Stored records:
= = = =

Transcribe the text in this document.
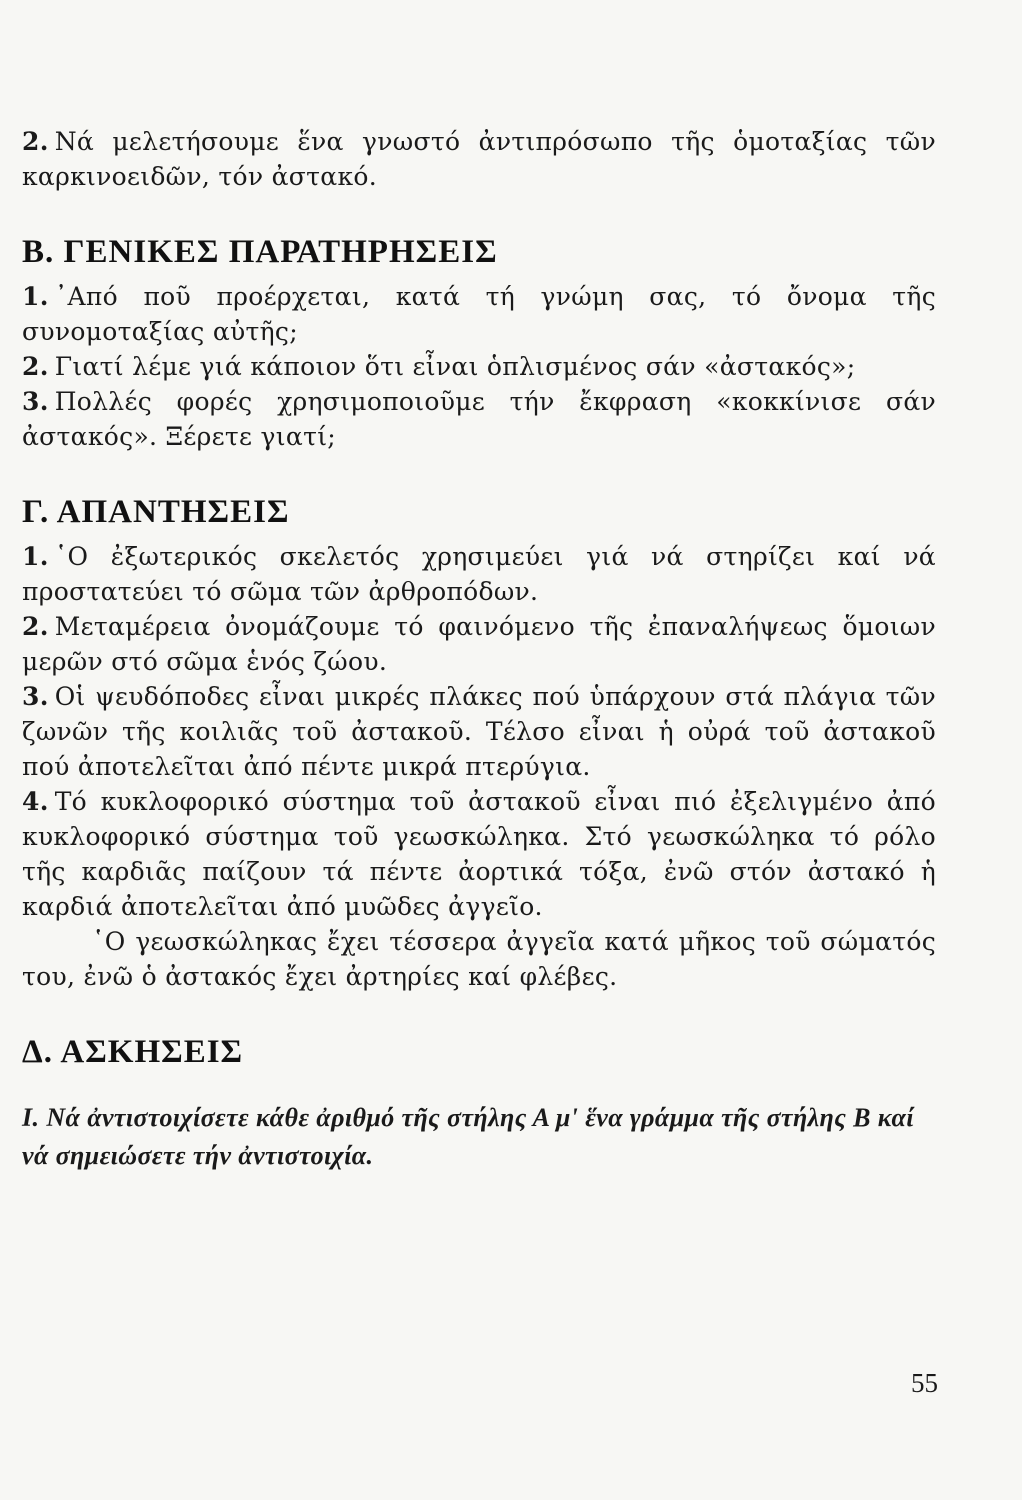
2. Νά μελετήσουμε ἕνα γνωστό ἀντιπρόσωπο τῆς ὁμοταξίας τῶν καρκινοειδῶν, τόν ἀστακό.

Β. ΓΕΝΙΚΕΣ ΠΑΡΑΤΗΡΗΣΕΙΣ

1. ᾿Από ποῦ προέρχεται, κατά τή γνώμη σας, τό ὄνομα τῆς συνομοταξίας αὐτῆς;

2. Γιατί λέμε γιά κάποιον ὅτι εἶναι ὁπλισμένος σάν «ἀστακός»;

3. Πολλές φορές χρησιμοποιοῦμε τήν ἔκφραση «κοκκίνισε σάν ἀστακός». Ξέρετε γιατί;

Γ. ΑΠΑΝΤΗΣΕΙΣ

1. ῾Ο ἐξωτερικός σκελετός χρησιμεύει γιά νά στηρίζει καί νά προστατεύει τό σῶμα τῶν ἀρθροπόδων.

2. Μεταμέρεια ὀνομάζουμε τό φαινόμενο τῆς ἐπαναλήψεως ὅμοιων μερῶν στό σῶμα ἑνός ζώου.

3. Οἱ ψευδόποδες εἶναι μικρές πλάκες πού ὑπάρχουν στά πλάγια τῶν ζωνῶν τῆς κοιλιᾶς τοῦ ἀστακοῦ. Τέλσο εἶναι ἡ οὐρά τοῦ ἀστακοῦ πού ἀποτελεῖται ἀπό πέντε μικρά πτερύγια.

4. Τό κυκλοφορικό σύστημα τοῦ ἀστακοῦ εἶναι πιό ἐξελιγμένο ἀπό κυκλοφορικό σύστημα τοῦ γεωσκώληκα. Στό γεωσκώληκα τό ρόλο τῆς καρδιᾶς παίζουν τά πέντε ἀορτικά τόξα, ἐνῶ στόν ἀστακό ἡ καρδιά ἀποτελεῖται ἀπό μυῶδες ἀγγεῖο.

῾Ο γεωσκώληκας ἔχει τέσσερα ἀγγεῖα κατά μῆκος τοῦ σώματός του, ἐνῶ ὁ ἀστακός ἔχει ἀρτηρίες καί φλέβες.

Δ. ΑΣΚΗΣΕΙΣ

Ι. Νά ἀντιστοιχίσετε κάθε ἀριθμό τῆς στήλης Α μ' ἕνα γράμμα τῆς στήλης Β καί νά σημειώσετε τήν ἀντιστοιχία.

55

= = = =

WHAT TO DO: Each line that holds the word "ἀστακοῦ" is to be copied.

RESULT OF THE EXERCISE:
3. Οἱ ψευδόποδες εἶναι μικρές πλάκες πού ὑπάρχουν στά πλάγια τῶν ζωνῶν τῆς κοιλιᾶς τοῦ ἀστακοῦ. Τέλσο εἶναι ἡ οὐρά τοῦ ἀστακοῦ πού ἀποτελεῖται ἀπό πέντε μικρά πτερύγια.
4. Τό κυκλοφορικό σύστημα τοῦ ἀστακοῦ εἶναι πιό ἐξελιγμένο ἀπό κυκλοφορικό σύστημα τοῦ γεωσκώληκα. Στό γεωσκώληκα τό ρόλο τῆς καρδιᾶς παίζουν τά πέντε ἀορτικά τόξα, ἐνῶ στόν ἀστακό ἡ καρδιά ἀποτελεῖται ἀπό μυῶδες ἀγγεῖο.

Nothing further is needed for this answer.